→ **TASK PROMPT**:
Count lines holding the word "this". Only the number is wanted.

START

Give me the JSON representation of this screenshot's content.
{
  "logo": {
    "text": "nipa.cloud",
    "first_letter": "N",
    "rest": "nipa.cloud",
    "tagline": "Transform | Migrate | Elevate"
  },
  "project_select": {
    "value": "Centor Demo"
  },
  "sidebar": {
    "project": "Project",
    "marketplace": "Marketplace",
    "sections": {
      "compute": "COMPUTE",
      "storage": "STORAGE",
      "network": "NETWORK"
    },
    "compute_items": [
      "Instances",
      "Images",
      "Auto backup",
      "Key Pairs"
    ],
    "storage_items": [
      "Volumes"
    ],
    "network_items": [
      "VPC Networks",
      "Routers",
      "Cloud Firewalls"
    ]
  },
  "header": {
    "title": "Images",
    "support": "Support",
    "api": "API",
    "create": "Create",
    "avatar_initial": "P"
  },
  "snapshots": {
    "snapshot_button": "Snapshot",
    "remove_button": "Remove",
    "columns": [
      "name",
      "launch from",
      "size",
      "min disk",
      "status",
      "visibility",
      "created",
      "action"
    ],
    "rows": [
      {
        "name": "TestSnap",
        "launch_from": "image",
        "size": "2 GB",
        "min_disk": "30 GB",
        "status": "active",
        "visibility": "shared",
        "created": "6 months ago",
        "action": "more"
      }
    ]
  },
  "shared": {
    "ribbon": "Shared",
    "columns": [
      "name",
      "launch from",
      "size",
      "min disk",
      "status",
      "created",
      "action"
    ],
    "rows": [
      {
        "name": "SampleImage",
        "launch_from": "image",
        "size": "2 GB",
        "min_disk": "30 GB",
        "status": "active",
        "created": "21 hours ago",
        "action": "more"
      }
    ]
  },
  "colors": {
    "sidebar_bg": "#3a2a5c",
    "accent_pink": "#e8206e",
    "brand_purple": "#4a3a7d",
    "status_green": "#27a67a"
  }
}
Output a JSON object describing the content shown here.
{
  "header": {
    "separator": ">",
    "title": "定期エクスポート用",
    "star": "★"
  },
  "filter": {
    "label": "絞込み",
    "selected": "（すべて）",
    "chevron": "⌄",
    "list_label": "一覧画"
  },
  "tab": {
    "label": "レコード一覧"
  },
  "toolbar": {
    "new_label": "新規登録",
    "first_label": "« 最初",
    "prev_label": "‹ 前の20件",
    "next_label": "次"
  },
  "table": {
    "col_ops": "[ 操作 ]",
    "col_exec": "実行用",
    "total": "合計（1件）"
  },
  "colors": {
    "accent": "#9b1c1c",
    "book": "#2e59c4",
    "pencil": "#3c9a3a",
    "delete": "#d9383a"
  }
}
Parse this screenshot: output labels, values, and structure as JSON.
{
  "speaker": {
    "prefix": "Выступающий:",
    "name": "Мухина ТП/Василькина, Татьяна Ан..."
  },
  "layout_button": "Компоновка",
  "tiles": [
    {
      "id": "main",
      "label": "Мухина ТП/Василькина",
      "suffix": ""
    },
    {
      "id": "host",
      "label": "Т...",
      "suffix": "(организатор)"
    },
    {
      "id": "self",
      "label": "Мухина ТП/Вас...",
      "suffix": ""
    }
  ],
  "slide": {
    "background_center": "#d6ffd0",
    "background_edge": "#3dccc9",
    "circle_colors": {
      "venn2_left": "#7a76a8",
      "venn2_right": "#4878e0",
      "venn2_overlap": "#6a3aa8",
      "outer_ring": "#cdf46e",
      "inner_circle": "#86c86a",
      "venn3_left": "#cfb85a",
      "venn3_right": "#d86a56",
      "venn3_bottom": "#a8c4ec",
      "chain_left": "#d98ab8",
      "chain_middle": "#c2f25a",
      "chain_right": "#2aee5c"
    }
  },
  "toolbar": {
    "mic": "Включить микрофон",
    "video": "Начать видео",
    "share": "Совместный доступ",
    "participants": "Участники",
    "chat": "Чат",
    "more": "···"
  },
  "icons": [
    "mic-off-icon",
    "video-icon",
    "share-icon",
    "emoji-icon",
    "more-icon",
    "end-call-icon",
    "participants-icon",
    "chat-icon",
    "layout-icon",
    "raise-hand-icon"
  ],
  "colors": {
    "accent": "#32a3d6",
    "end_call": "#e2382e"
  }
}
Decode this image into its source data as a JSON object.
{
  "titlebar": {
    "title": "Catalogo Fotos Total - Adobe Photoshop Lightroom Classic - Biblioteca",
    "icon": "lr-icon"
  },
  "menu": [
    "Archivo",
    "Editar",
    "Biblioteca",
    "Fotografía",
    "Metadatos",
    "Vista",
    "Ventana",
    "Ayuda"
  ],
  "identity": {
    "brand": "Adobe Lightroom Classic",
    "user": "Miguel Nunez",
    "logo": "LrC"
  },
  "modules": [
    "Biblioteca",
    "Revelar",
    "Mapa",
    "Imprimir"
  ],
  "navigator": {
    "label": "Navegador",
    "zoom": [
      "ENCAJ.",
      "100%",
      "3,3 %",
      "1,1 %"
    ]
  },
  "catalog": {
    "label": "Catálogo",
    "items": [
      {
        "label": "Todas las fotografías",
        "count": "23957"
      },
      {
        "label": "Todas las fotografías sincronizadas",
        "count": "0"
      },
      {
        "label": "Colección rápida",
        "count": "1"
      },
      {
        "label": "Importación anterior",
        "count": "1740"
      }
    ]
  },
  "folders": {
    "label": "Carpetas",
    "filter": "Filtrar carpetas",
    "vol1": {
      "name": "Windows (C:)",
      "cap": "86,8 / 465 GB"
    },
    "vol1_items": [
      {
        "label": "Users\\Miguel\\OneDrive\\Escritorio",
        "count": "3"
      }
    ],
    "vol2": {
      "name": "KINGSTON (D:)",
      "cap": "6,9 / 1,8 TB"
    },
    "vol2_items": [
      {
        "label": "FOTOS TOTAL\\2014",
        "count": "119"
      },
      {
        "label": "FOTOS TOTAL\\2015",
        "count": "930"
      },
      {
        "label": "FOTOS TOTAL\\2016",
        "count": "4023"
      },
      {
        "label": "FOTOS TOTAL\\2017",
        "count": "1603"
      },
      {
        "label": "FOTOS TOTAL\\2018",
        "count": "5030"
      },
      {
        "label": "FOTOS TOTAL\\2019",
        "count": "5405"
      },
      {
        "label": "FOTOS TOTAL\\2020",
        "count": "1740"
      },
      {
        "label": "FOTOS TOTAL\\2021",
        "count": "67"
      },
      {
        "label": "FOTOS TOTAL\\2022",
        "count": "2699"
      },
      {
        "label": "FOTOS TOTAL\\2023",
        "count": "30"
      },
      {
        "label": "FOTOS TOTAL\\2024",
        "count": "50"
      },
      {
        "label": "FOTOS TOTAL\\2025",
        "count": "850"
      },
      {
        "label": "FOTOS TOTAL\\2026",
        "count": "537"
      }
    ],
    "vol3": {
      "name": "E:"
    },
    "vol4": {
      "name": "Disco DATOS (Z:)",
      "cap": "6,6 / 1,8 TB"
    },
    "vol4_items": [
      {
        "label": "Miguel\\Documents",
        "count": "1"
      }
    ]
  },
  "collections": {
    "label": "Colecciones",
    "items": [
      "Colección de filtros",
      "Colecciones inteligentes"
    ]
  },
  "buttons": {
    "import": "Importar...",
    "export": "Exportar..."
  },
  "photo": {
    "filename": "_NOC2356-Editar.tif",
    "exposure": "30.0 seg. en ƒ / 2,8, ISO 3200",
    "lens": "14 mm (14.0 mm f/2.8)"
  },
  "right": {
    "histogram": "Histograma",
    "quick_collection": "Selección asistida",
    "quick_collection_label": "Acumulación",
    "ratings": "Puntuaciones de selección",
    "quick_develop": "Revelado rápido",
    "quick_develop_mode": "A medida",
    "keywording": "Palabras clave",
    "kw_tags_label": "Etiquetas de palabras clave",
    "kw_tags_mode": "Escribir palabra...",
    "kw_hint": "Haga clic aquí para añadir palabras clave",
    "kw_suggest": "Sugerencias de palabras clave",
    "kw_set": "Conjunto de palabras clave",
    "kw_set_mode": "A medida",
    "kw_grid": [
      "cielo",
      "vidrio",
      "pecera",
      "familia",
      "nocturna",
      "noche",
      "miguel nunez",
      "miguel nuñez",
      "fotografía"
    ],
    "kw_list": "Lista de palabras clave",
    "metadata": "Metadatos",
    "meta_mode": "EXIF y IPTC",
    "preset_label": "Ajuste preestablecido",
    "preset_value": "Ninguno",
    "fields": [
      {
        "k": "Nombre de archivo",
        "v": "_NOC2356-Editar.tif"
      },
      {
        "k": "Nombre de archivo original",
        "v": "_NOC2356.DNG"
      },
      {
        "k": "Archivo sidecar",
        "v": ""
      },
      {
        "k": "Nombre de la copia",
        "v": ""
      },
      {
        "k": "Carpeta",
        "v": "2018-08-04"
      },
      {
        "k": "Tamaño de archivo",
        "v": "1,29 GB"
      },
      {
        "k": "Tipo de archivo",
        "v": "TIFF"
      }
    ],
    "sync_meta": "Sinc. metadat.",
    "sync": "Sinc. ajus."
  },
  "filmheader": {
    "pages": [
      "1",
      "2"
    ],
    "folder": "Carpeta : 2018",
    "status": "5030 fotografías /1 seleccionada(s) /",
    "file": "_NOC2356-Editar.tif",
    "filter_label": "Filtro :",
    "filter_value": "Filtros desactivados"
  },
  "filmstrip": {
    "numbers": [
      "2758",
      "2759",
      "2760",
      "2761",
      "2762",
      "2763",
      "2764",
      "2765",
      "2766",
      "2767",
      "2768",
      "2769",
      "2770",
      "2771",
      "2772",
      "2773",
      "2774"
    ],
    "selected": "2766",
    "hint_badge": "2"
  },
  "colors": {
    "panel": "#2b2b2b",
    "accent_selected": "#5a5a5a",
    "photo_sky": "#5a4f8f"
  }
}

END

→ **FINAL RESULT**:
3